[Saved data entries]:
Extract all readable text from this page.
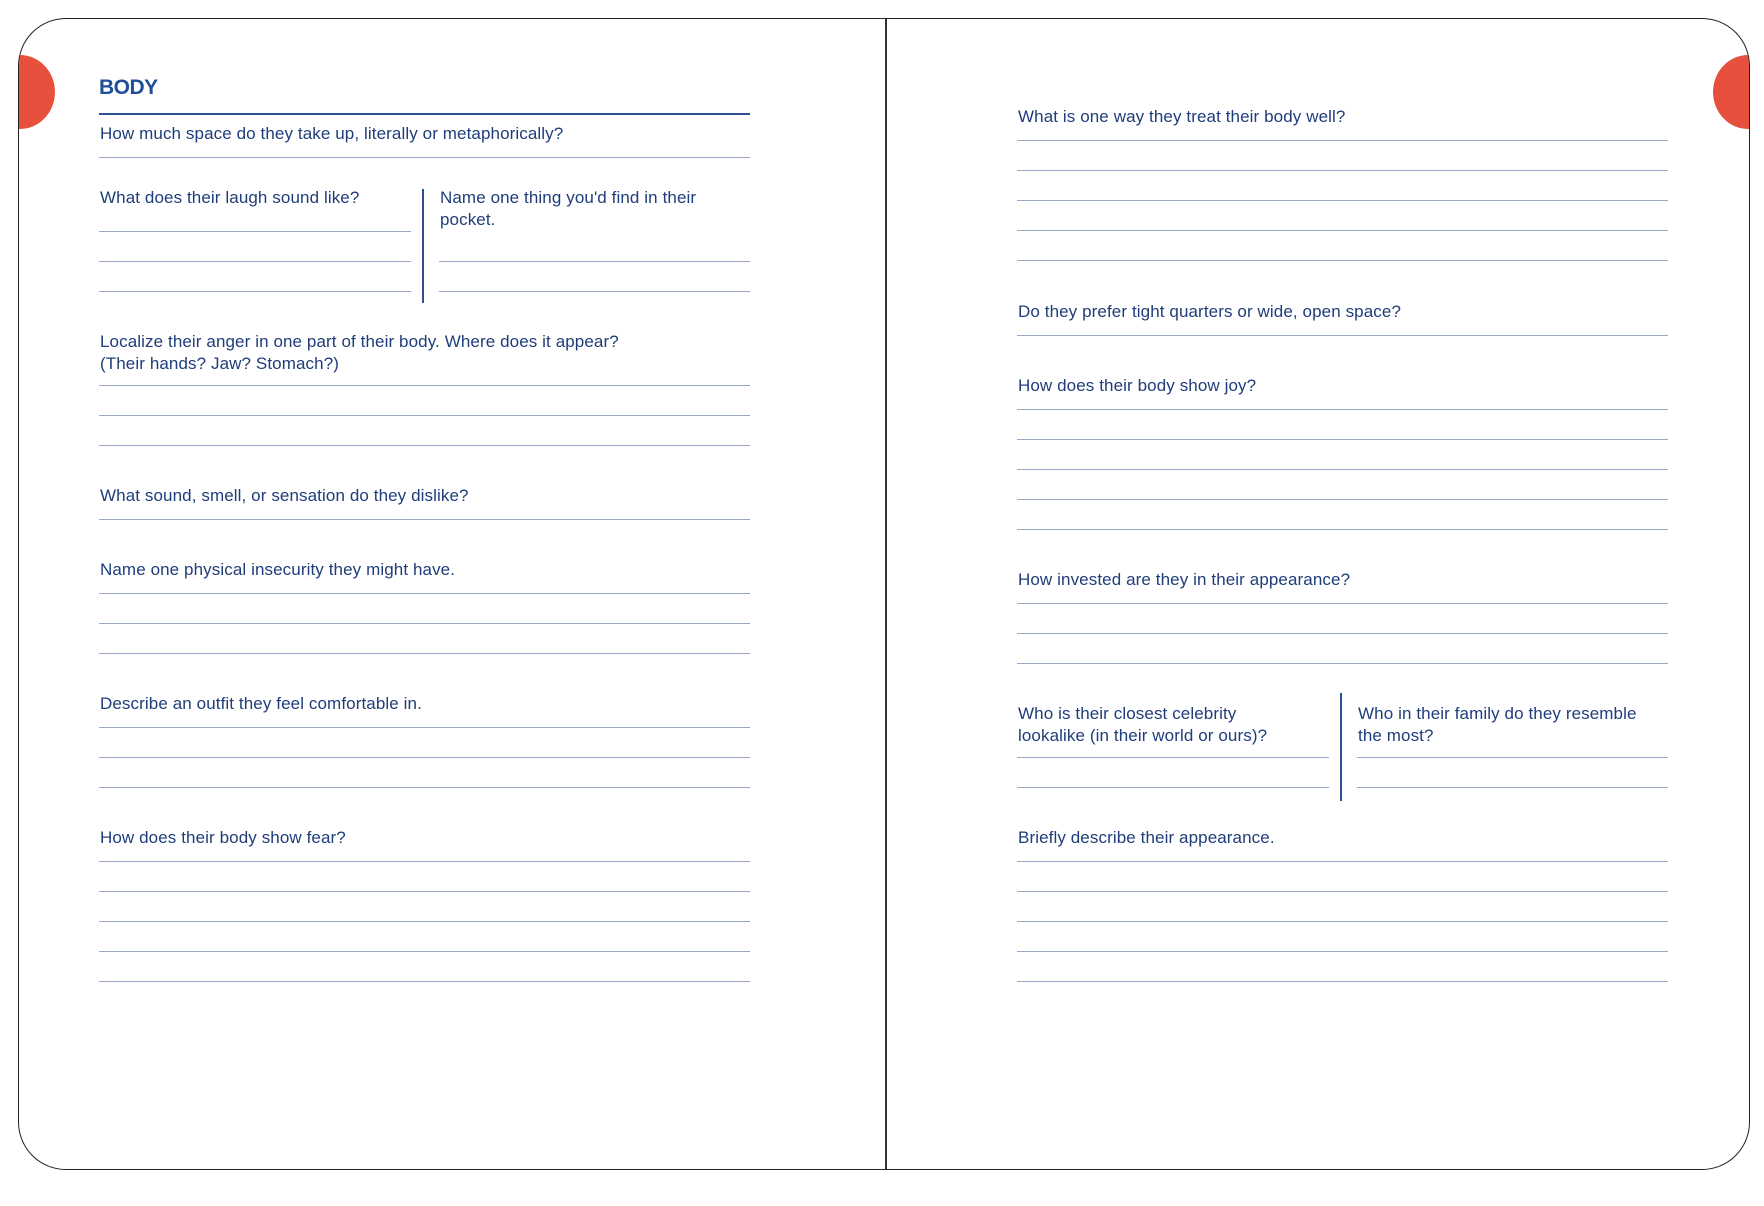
BODY
How much space do they take up, literally or metaphorically?
What does their laugh sound like?	Name one thing you'd find in their pocket.
Localize their anger in one part of their body. Where does it appear?
(Their hands? Jaw? Stomach?)
What sound, smell, or sensation do they dislike?
Name one physical insecurity they might have.
Describe an outfit they feel comfortable in.
How does their body show fear?
What is one way they treat their body well?
Do they prefer tight quarters or wide, open space?
How does their body show joy?
How invested are they in their appearance?
Who is their closest celebrity lookalike (in their world or ours)?
Who in their family do they resemble the most?
Briefly describe their appearance.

[Instructions for the task]: The pictures in the entries should be left out; output everything else exactly.

[Result for this task]:
Extract all readable text from this page.
BODY
How much space do they take up, literally or metaphorically?
What does their laugh sound like?	Name one thing you'd find in their pocket.
Localize their anger in one part of their body. Where does it appear?
(Their hands? Jaw? Stomach?)
What sound, smell, or sensation do they dislike?
Name one physical insecurity they might have.
Describe an outfit they feel comfortable in.
How does their body show fear?
What is one way they treat their body well?
Do they prefer tight quarters or wide, open space?
How does their body show joy?
How invested are they in their appearance?
Who is their closest celebrity lookalike (in their world or ours)?
Who in their family do they resemble the most?
Briefly describe their appearance.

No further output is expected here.